begin SUPPLIED MATERIAL

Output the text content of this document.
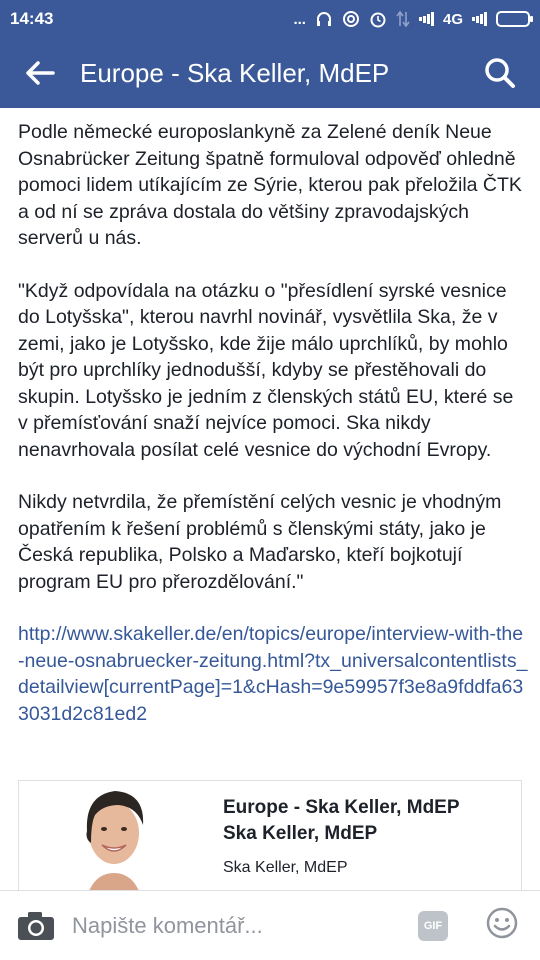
14:43	...	4G
Europe - Ska Keller, MdEP

Podle německé europoslankyně za Zelené deník Neue Osnabrücker Zeitung špatně formuloval odpověď ohledně pomoci lidem utíkajícím ze Sýrie, kterou pak přeložila ČTK a od ní se zpráva dostala do většiny zpravodajských serverů u nás.

"Když odpovídala na otázku o "přesídlení syrské vesnice do Lotyšska", kterou navrhl novinář, vysvětlila Ska, že v zemi, jako je Lotyšsko, kde žije málo uprchlíků, by mohlo být pro uprchlíky jednodušší, kdyby se přestěhovali do skupin. Lotyšsko je jedním z členských států EU, které se v přemísťování snaží nejvíce pomoci. Ska nikdy nenavrhovala posílat celé vesnice do východní Evropy.

Nikdy netvrdila, že přemístění celých vesnic je vhodným opatřením k řešení problémů s členskými státy, jako je Česká republika, Polsko a Maďarsko, kteří bojkotují program EU pro přerozdělování."

http://www.skakeller.de/en/topics/europe/interview-with-the-neue-osnabruecker-zeitung.html?tx_universalcontentlists_detailview[currentPage]=1&cHash=9e59957f3e8a9fddfa633031d2c81ed2

Europe - Ska Keller, MdEP
Ska Keller, MdEP
Ska Keller, MdEP
Napište komentář...	GIF
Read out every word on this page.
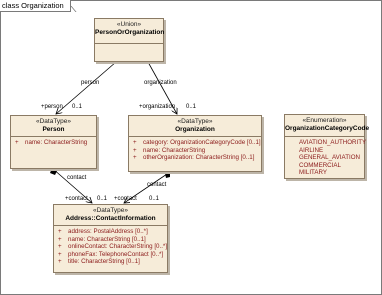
class Organization
«Union»
PersonOrOrganization
«DataType»
Person
+ name: CharacterString
«DataType»
Organization
+ category: OrganizationCategoryCode [0..1]
+ name: CharacterString
+ otherOrganization: CharacterString [0..1]
«Enumeration»
OrganizationCategoryCode
AVIATION_AUTHORITY
AIRLINE
GENERAL_AVIATION
COMMERCIAL
MILITARY
«DataType»
Address::ContactInformation
+ address: PostalAddress [0..*]
+ name: CharacterString [0..1]
+ onlineContact: CharacterString [0..*]
+ phoneFax: TelephoneContact [0..*]
+ title: CharacterString [0..1]
person	organization
+person 0..1	+organization 0..1
contact
contact
+contact 0..1 +contact 0..1
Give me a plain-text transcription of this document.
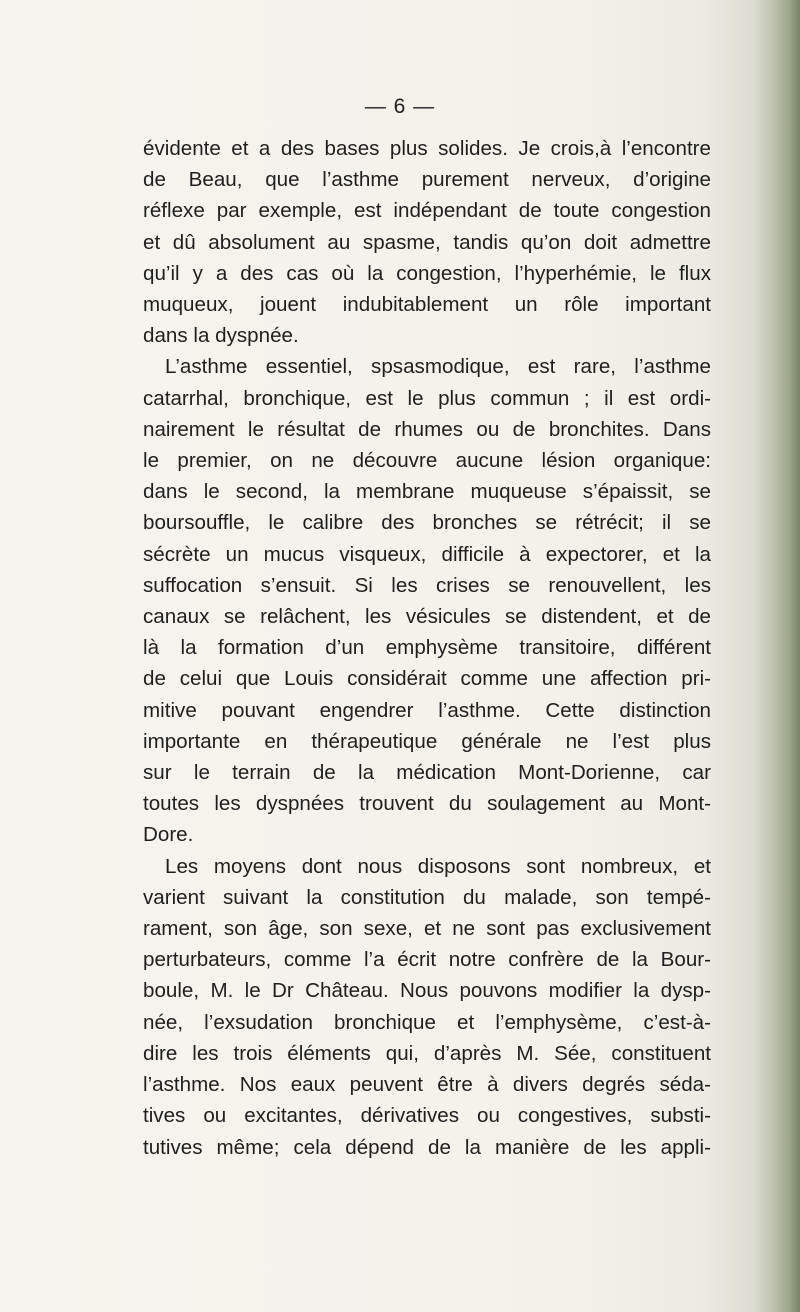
— 6 —
évidente et a des bases plus solides. Je crois,à l’encontre
de Beau, que l’asthme purement nerveux, d’origine
réflexe par exemple, est indépendant de toute congestion
et dû absolument au spasme, tandis qu’on doit admettre
qu’il y a des cas où la congestion, l’hyperhémie, le flux
muqueux, jouent indubitablement un rôle important
dans la dyspnée.
L’asthme essentiel, spsasmodique, est rare, l’asthme
catarrhal, bronchique, est le plus commun ; il est ordi-
nairement le résultat de rhumes ou de bronchites. Dans
le premier, on ne découvre aucune lésion organique:
dans le second, la membrane muqueuse s’épaissit, se
boursouffle, le calibre des bronches se rétrécit; il se
sécrète un mucus visqueux, difficile à expectorer, et la
suffocation s’ensuit. Si les crises se renouvellent, les
canaux se relâchent, les vésicules se distendent, et de
là la formation d’un emphysème transitoire, différent
de celui que Louis considérait comme une affection pri-
mitive pouvant engendrer l’asthme. Cette distinction
importante en thérapeutique générale ne l’est plus
sur le terrain de la médication Mont-Dorienne, car
toutes les dyspnées trouvent du soulagement au Mont-
Dore.
Les moyens dont nous disposons sont nombreux, et
varient suivant la constitution du malade, son tempé-
rament, son âge, son sexe, et ne sont pas exclusivement
perturbateurs, comme l’a écrit notre confrère de la Bour-
boule, M. le Dr Château. Nous pouvons modifier la dysp-
née, l’exsudation bronchique et l’emphysème, c’est-à-
dire les trois éléments qui, d’après M. Sée, constituent
l’asthme. Nos eaux peuvent être à divers degrés séda-
tives ou excitantes, dérivatives ou congestives, substi-
tutives même; cela dépend de la manière de les appli-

end SUPPLIED MATERIAL

- _WHAT YOU SHOULD DO_
All the lines above are to be reproduced exactly, except the pictures.

- _EXPECTED ANSWER_
Output the text content of this document.
14:43	...	4G
Europe - Ska Keller, MdEP

Podle německé europoslankyně za Zelené deník Neue Osnabrücker Zeitung špatně formuloval odpověď ohledně pomoci lidem utíkajícím ze Sýrie, kterou pak přeložila ČTK a od ní se zpráva dostala do většiny zpravodajských serverů u nás.

"Když odpovídala na otázku o "přesídlení syrské vesnice do Lotyšska", kterou navrhl novinář, vysvětlila Ska, že v zemi, jako je Lotyšsko, kde žije málo uprchlíků, by mohlo být pro uprchlíky jednodušší, kdyby se přestěhovali do skupin. Lotyšsko je jedním z členských států EU, které se v přemísťování snaží nejvíce pomoci. Ska nikdy nenavrhovala posílat celé vesnice do východní Evropy.

Nikdy netvrdila, že přemístění celých vesnic je vhodným opatřením k řešení problémů s členskými státy, jako je Česká republika, Polsko a Maďarsko, kteří bojkotují program EU pro přerozdělování."

http://www.skakeller.de/en/topics/europe/interview-with-the-neue-osnabruecker-zeitung.html?tx_universalcontentlists_detailview[currentPage]=1&cHash=9e59957f3e8a9fddfa633031d2c81ed2

Europe - Ska Keller, MdEP
Ska Keller, MdEP
Ska Keller, MdEP
Napište komentář...	GIF
Read out every word on this page.
class Organization
«Union»
PersonOrOrganization
«DataType»
Person
+ name: CharacterString
«DataType»
Organization
+ category: OrganizationCategoryCode [0..1]
+ name: CharacterString
+ otherOrganization: CharacterString [0..1]
«Enumeration»
OrganizationCategoryCode
AVIATION_AUTHORITY
AIRLINE
GENERAL_AVIATION
COMMERCIAL
MILITARY
«DataType»
Address::ContactInformation
+ address: PostalAddress [0..*]
+ name: CharacterString [0..1]
+ onlineContact: CharacterString [0..*]
+ phoneFax: TelephoneContact [0..*]
+ title: CharacterString [0..1]
person	organization
+person 0..1	+organization 0..1
contact
contact
+contact 0..1 +contact 0..1
Give me a plain-text transcription of this document.
— 6 —
évidente et a des bases plus solides. Je crois,à l’encontre
de Beau, que l’asthme purement nerveux, d’origine
réflexe par exemple, est indépendant de toute congestion
et dû absolument au spasme, tandis qu’on doit admettre
qu’il y a des cas où la congestion, l’hyperhémie, le flux
muqueux, jouent indubitablement un rôle important
dans la dyspnée.
L’asthme essentiel, spsasmodique, est rare, l’asthme
catarrhal, bronchique, est le plus commun ; il est ordi-
nairement le résultat de rhumes ou de bronchites. Dans
le premier, on ne découvre aucune lésion organique:
dans le second, la membrane muqueuse s’épaissit, se
boursouffle, le calibre des bronches se rétrécit; il se
sécrète un mucus visqueux, difficile à expectorer, et la
suffocation s’ensuit. Si les crises se renouvellent, les
canaux se relâchent, les vésicules se distendent, et de
là la formation d’un emphysème transitoire, différent
de celui que Louis considérait comme une affection pri-
mitive pouvant engendrer l’asthme. Cette distinction
importante en thérapeutique générale ne l’est plus
sur le terrain de la médication Mont-Dorienne, car
toutes les dyspnées trouvent du soulagement au Mont-
Dore.
Les moyens dont nous disposons sont nombreux, et
varient suivant la constitution du malade, son tempé-
rament, son âge, son sexe, et ne sont pas exclusivement
perturbateurs, comme l’a écrit notre confrère de la Bour-
boule, M. le Dr Château. Nous pouvons modifier la dysp-
née, l’exsudation bronchique et l’emphysème, c’est-à-
dire les trois éléments qui, d’après M. Sée, constituent
l’asthme. Nos eaux peuvent être à divers degrés séda-
tives ou excitantes, dérivatives ou congestives, substi-
tutives même; cela dépend de la manière de les appli-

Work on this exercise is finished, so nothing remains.